- _WRITTEN REQUEST_: Separate out the lines that hold "JSON".

- _RECORDS PROVIDED_:
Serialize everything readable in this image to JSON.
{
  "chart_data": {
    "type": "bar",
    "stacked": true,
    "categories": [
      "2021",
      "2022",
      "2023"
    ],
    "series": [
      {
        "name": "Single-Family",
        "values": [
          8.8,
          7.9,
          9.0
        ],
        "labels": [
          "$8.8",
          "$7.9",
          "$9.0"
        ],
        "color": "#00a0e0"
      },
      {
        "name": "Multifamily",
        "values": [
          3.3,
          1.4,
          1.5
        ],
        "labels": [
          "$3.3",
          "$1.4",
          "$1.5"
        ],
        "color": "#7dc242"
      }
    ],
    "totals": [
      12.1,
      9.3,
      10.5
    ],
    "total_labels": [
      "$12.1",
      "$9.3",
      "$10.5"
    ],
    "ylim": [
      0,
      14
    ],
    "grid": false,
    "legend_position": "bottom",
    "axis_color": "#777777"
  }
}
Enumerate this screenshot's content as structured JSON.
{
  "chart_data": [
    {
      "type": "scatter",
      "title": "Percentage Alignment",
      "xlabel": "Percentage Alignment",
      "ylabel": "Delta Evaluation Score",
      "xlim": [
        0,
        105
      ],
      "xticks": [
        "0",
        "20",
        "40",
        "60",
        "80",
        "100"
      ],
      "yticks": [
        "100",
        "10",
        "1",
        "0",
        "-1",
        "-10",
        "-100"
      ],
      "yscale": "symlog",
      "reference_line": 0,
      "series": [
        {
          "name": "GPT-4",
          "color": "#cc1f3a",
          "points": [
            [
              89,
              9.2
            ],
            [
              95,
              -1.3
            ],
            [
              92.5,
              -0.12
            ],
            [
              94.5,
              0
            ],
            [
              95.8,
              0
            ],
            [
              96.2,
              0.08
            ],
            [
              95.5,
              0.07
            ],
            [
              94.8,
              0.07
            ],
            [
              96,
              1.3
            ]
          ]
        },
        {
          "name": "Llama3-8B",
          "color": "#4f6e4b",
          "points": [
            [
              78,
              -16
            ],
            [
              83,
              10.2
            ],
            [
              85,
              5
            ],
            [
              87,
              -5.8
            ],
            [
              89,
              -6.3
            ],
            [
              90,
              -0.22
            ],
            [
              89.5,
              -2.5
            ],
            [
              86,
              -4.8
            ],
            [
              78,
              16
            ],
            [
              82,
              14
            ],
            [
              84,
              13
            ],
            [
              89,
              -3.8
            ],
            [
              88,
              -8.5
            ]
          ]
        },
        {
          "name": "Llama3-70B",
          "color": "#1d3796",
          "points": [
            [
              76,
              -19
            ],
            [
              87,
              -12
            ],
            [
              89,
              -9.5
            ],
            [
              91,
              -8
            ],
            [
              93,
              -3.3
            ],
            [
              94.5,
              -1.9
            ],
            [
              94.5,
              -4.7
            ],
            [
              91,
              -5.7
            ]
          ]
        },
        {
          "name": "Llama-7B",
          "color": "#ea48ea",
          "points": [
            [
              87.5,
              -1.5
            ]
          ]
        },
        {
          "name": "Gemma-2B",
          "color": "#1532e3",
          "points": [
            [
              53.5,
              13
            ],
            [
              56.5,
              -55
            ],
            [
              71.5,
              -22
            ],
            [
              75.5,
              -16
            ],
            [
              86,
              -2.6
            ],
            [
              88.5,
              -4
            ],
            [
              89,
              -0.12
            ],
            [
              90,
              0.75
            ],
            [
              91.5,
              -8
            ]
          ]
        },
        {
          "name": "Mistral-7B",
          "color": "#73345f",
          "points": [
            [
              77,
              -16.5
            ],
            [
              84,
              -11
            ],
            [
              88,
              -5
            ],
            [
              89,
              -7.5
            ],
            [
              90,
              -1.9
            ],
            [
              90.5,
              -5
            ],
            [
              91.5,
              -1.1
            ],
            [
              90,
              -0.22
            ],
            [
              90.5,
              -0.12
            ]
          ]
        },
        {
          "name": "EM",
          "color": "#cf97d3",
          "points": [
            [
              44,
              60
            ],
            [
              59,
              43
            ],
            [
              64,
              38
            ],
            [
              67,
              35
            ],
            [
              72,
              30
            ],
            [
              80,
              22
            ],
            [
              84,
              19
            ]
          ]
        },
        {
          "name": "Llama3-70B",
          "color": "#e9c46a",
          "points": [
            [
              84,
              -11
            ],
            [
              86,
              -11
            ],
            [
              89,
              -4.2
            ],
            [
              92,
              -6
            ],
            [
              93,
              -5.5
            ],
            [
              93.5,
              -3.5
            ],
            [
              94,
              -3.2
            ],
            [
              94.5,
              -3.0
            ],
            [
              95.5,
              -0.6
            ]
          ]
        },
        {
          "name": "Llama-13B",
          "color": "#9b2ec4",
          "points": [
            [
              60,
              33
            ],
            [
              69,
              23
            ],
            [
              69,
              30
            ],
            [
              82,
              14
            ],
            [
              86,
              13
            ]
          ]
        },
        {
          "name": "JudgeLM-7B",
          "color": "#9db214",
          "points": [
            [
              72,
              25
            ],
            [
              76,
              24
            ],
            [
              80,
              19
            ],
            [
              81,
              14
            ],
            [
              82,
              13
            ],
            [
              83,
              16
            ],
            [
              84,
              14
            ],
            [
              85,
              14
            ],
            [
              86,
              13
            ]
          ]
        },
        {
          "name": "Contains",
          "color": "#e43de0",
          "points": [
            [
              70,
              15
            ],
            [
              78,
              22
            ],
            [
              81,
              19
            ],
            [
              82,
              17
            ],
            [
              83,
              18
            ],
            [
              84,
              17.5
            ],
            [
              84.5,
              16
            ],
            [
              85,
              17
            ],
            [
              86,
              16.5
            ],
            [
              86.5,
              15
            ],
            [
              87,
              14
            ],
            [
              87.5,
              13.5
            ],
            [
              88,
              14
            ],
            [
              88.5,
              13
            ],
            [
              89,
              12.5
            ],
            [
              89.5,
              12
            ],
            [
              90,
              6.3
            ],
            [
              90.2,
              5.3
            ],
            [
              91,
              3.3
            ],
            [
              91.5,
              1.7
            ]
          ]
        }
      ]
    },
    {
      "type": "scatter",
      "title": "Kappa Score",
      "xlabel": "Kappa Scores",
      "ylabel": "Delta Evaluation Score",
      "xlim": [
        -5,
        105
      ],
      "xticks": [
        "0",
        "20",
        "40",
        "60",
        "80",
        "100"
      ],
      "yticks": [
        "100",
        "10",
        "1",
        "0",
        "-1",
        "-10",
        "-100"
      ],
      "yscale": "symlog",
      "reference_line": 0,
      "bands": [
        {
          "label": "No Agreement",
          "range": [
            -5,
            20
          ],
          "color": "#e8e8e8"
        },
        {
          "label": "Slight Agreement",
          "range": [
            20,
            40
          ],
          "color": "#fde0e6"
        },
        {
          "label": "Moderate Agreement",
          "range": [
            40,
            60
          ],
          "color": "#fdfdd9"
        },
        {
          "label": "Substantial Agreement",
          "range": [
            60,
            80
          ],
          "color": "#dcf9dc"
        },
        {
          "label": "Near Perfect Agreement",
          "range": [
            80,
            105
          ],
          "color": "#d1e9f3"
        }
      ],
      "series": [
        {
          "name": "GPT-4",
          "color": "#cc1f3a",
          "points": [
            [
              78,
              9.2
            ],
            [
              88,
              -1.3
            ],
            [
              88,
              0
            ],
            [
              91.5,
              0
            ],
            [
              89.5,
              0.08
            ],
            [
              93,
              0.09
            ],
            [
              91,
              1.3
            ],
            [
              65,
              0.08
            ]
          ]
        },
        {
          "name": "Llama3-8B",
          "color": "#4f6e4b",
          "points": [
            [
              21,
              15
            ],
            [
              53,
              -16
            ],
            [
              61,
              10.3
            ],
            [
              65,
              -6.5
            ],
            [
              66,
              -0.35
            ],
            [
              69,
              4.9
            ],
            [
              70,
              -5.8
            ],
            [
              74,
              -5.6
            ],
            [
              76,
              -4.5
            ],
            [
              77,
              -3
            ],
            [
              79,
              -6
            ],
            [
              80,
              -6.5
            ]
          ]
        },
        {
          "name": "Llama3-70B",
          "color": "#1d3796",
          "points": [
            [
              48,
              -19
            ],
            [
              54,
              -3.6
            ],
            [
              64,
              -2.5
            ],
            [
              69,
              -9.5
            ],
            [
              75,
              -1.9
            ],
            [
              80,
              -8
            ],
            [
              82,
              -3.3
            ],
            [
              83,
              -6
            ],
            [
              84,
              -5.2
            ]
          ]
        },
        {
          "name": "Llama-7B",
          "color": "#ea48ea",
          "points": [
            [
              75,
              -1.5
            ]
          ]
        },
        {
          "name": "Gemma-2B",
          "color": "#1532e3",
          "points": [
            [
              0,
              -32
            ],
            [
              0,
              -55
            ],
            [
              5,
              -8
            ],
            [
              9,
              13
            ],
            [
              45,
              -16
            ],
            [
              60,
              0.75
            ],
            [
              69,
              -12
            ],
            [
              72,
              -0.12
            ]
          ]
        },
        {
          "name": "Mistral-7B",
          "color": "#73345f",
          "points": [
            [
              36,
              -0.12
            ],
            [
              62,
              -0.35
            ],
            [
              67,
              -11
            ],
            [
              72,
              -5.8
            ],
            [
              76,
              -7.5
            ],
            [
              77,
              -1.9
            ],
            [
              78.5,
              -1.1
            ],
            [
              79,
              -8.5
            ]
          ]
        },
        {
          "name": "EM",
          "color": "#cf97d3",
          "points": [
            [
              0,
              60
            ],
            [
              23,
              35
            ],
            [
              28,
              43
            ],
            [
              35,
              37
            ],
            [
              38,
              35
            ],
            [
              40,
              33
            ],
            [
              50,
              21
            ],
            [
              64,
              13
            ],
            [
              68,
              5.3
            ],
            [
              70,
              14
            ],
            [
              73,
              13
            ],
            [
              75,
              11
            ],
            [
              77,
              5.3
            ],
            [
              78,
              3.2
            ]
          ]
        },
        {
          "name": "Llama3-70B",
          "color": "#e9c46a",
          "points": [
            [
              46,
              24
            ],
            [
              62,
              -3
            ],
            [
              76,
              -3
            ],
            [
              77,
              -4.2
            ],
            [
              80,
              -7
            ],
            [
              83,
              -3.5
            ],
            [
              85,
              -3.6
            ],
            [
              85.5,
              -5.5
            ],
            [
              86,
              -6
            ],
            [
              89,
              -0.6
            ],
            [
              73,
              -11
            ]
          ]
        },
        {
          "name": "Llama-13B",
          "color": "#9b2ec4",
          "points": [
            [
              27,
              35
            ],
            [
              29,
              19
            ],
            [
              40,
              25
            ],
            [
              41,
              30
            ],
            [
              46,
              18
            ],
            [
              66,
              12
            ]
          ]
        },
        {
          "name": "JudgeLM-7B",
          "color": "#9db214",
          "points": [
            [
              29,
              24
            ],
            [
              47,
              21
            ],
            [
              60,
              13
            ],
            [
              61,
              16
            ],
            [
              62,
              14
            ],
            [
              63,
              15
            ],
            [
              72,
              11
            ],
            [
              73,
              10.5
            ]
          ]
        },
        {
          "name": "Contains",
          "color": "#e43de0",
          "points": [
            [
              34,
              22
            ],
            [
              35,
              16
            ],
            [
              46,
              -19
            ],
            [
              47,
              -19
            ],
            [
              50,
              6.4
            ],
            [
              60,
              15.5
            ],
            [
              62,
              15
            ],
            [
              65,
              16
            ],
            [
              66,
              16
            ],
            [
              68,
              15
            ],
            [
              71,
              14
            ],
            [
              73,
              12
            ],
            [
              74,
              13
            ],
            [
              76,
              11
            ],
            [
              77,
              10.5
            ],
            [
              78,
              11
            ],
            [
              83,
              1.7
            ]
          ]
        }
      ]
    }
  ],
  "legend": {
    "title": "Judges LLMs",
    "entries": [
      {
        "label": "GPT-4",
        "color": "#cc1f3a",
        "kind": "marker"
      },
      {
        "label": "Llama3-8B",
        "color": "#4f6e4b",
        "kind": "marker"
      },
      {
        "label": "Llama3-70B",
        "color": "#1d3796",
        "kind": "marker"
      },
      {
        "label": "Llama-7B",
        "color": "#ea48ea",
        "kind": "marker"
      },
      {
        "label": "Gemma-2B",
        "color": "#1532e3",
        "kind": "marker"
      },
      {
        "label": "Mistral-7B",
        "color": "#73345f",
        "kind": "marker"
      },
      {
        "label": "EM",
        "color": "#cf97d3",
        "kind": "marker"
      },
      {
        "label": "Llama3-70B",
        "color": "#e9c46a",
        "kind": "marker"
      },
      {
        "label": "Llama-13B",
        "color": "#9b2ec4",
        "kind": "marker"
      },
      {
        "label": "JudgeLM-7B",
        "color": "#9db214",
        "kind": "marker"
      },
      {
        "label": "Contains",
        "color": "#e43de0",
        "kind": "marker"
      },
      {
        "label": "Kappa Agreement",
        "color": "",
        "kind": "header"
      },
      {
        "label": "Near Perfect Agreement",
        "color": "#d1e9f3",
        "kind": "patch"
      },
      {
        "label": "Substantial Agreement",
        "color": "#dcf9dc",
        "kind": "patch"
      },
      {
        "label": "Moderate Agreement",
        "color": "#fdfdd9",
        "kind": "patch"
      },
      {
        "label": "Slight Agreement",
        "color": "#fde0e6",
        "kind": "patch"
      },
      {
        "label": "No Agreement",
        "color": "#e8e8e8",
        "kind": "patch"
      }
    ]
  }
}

- _FINAL ANSWER_:
Serialize everything readable in this image to JSON.
Enumerate this screenshot's content as structured JSON.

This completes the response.